* begin *

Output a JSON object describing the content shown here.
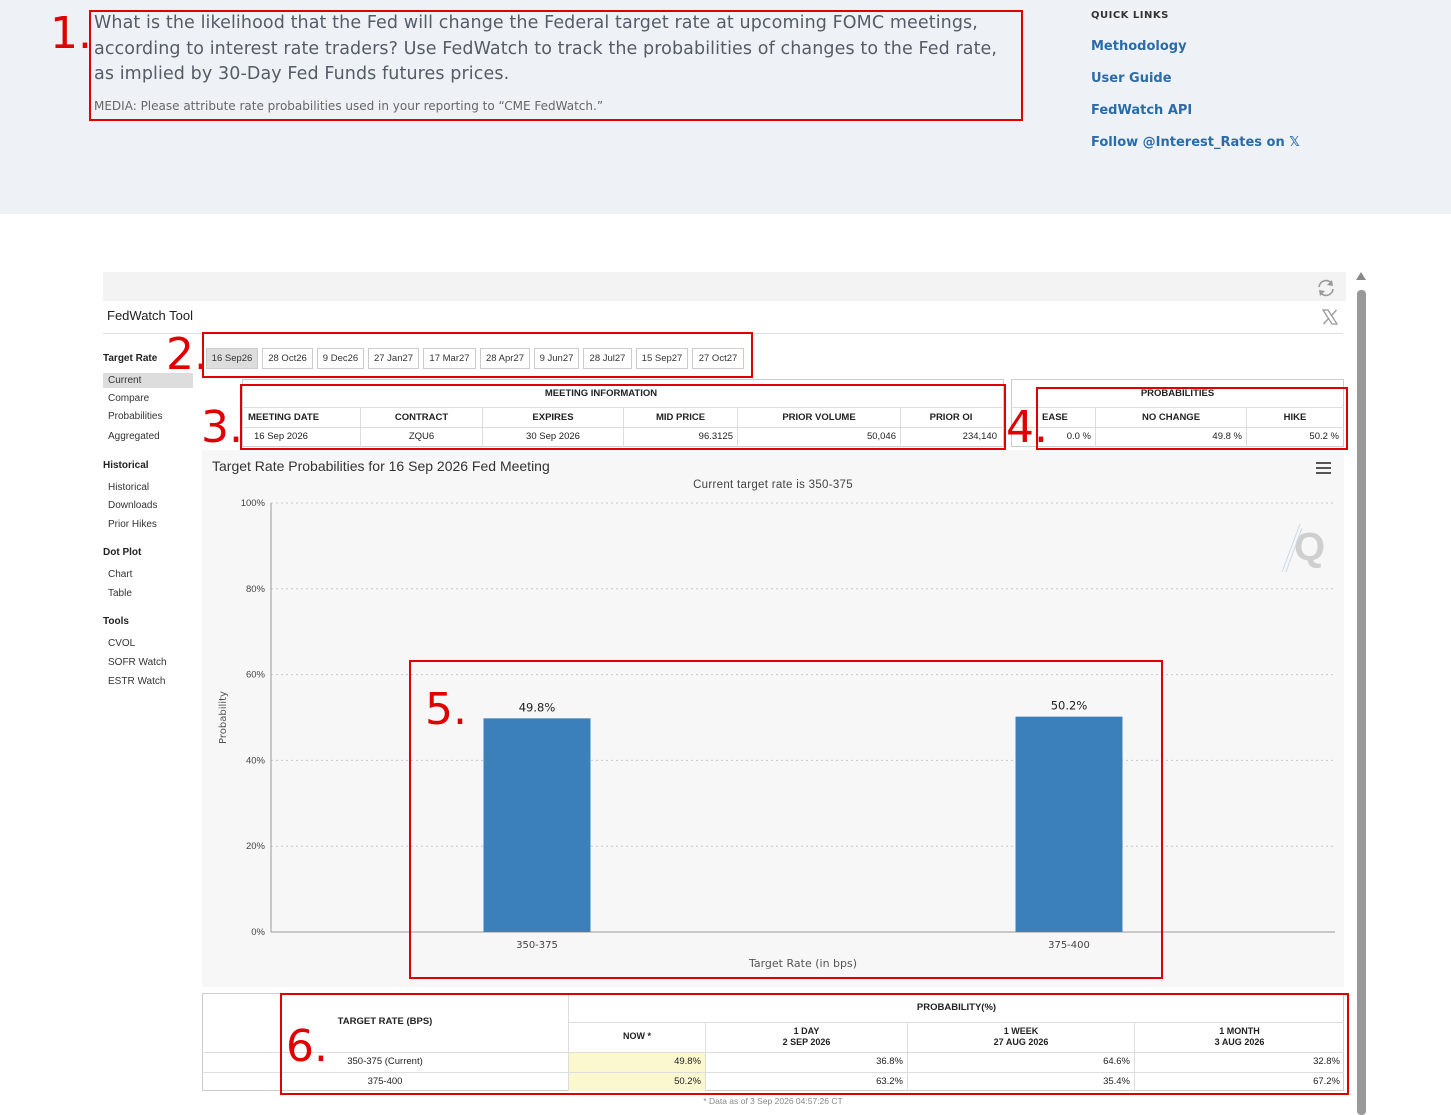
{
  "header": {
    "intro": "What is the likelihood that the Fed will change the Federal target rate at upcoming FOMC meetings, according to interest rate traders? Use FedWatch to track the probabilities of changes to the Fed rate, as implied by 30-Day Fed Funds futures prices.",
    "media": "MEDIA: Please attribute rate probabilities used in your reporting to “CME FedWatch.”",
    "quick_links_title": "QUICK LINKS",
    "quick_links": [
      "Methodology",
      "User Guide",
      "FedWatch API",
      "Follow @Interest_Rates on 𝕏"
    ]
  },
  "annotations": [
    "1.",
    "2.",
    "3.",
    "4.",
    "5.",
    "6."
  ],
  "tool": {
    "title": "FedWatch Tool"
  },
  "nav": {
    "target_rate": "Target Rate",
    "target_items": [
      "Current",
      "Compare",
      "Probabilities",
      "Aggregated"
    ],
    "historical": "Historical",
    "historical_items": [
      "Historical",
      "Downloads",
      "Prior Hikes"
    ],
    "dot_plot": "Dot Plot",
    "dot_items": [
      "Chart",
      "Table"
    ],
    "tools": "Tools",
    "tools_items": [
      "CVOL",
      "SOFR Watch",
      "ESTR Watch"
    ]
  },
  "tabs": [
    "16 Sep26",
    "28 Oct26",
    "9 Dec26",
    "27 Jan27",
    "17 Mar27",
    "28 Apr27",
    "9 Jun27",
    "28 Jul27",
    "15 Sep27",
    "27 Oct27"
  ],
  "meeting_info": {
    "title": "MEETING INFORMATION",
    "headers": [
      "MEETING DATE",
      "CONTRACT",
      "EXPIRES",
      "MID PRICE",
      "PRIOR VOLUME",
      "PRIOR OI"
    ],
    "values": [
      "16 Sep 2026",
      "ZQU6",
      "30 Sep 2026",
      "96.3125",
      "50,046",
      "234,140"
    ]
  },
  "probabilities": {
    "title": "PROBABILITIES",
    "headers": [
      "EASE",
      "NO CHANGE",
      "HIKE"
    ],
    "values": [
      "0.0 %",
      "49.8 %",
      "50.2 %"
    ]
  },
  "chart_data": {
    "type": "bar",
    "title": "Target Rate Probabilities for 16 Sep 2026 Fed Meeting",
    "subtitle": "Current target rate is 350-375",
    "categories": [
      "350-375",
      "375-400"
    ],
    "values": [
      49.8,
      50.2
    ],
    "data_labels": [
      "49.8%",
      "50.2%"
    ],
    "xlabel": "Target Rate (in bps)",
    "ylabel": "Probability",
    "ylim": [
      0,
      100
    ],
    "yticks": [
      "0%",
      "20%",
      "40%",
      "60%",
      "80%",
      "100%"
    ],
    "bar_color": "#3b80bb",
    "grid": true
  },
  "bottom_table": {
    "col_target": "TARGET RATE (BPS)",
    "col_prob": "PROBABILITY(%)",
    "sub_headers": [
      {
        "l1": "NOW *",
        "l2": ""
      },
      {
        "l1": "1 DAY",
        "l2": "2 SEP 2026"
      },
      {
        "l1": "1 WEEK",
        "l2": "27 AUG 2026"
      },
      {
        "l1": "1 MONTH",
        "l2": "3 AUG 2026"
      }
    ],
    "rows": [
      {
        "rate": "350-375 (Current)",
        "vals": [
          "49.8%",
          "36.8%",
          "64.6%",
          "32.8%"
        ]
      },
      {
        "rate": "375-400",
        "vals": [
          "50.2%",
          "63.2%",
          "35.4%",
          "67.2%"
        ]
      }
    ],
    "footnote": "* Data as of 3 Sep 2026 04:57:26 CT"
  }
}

* end *

» **Exercise instructions**: Gather every line containing the word "FedWatch" and copy it.

» **Output of the exercise**:
    "intro": "What is the likelihood that the Fed will change the Federal target rate at upcoming FOMC meetings, according to interest rate traders? Use FedWatch to track the probabilities of changes to the Fed rate, as implied by 30-Day Fed Funds futures prices.",
    "media": "MEDIA: Please attribute rate probabilities used in your reporting to “CME FedWatch.”",
      "FedWatch API",
    "title": "FedWatch Tool"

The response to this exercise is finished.